Dataset records:
★ ★ ★ ★ ★
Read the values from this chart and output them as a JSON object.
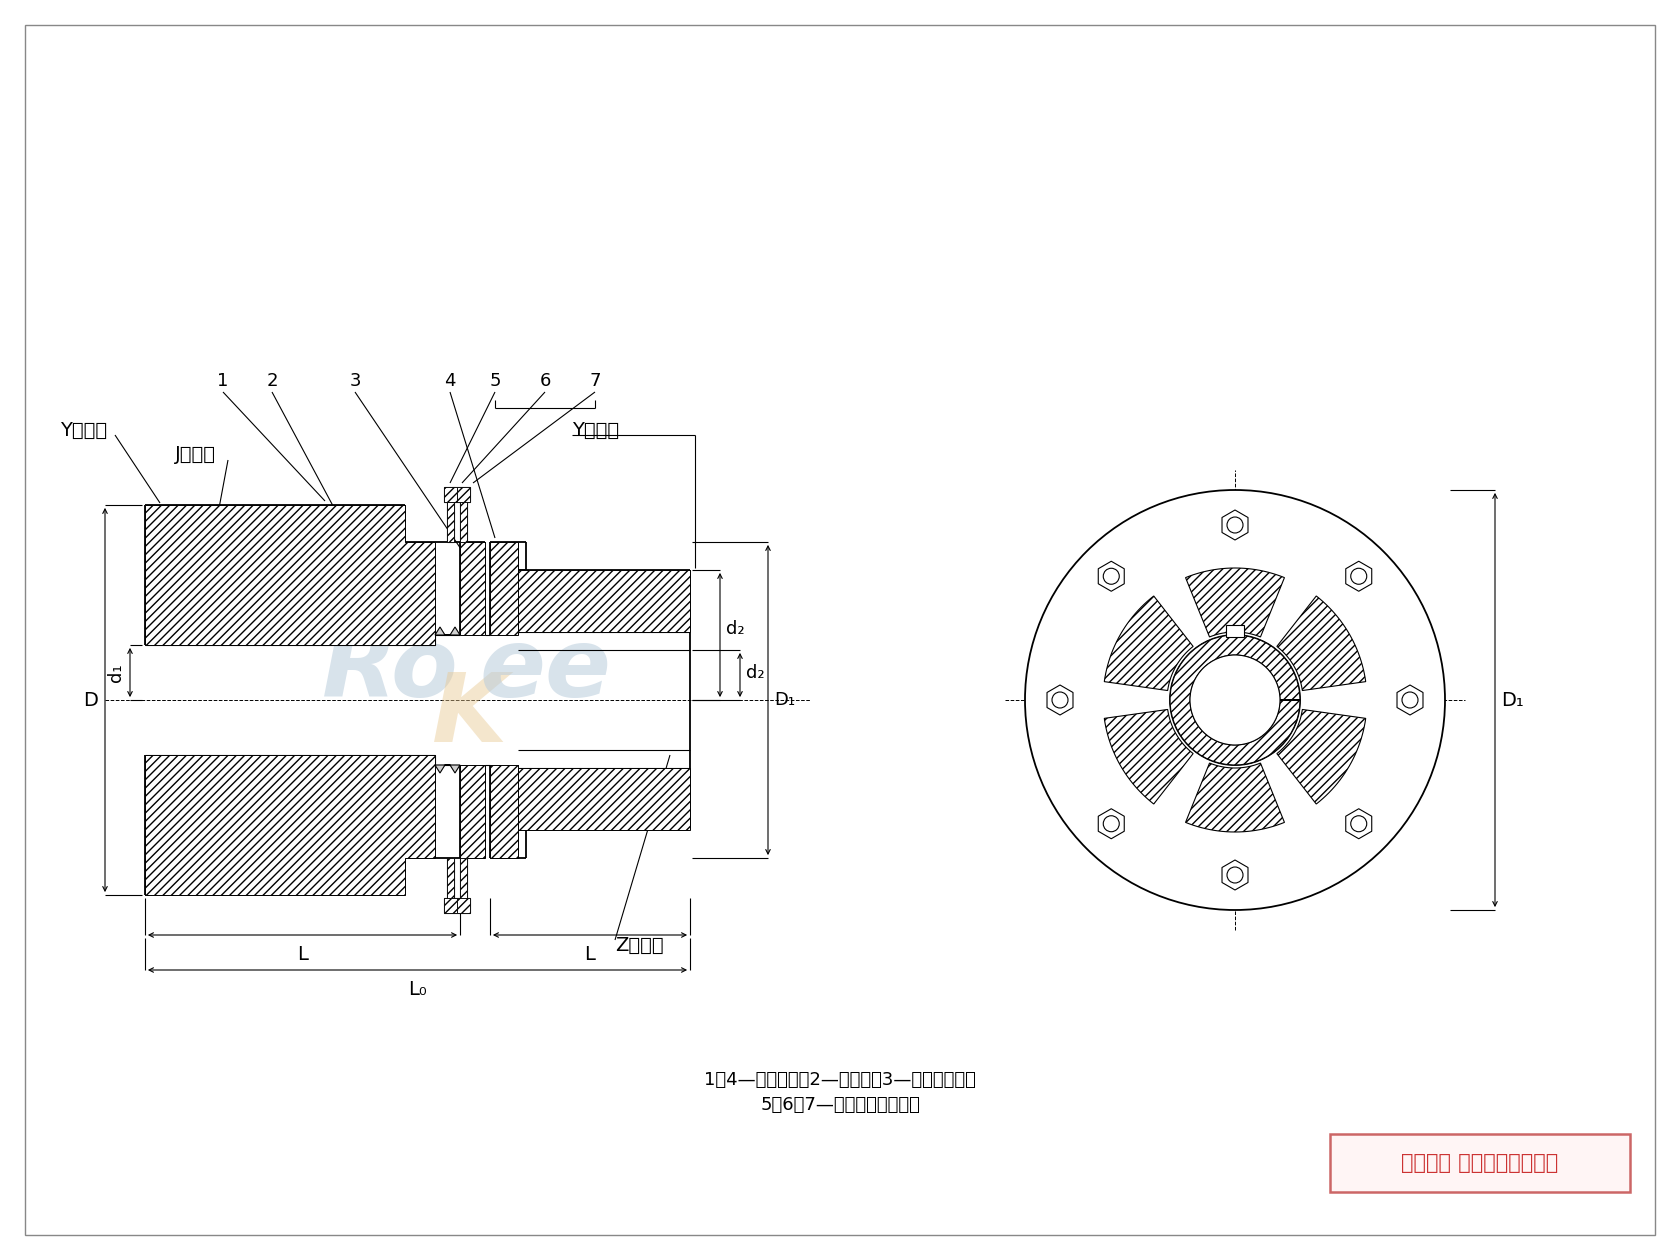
{
  "bg_color": "#ffffff",
  "line_color": "#000000",
  "legend_text1": "1、4—半联轴器；2—弹性件；3—法兰连接件；",
  "legend_text2": "5、6、7—螺栓、螺母、垫片",
  "copyright_text": "版权所有 侵权必被严厉追究",
  "label_Y_type_left": "Y型轴孔",
  "label_J_type": "J型轴孔",
  "label_Y_type_right": "Y型轴孔",
  "label_Z_type": "Z型轴孔",
  "label_D": "D",
  "label_d1": "d₁",
  "label_d2": "d₂",
  "label_D1": "D₁",
  "label_dz": "d₂",
  "label_L": "L",
  "label_L2": "L",
  "label_L0": "L₀",
  "font_size_label": 14,
  "font_size_num": 13,
  "font_size_legend": 13,
  "font_size_copyright": 15,
  "font_size_dim": 14
}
★ ★ ★ ★ ★
_To do_
State the number of lines above that hold the string "Y型轴孔", with nothing added.

_The output_
2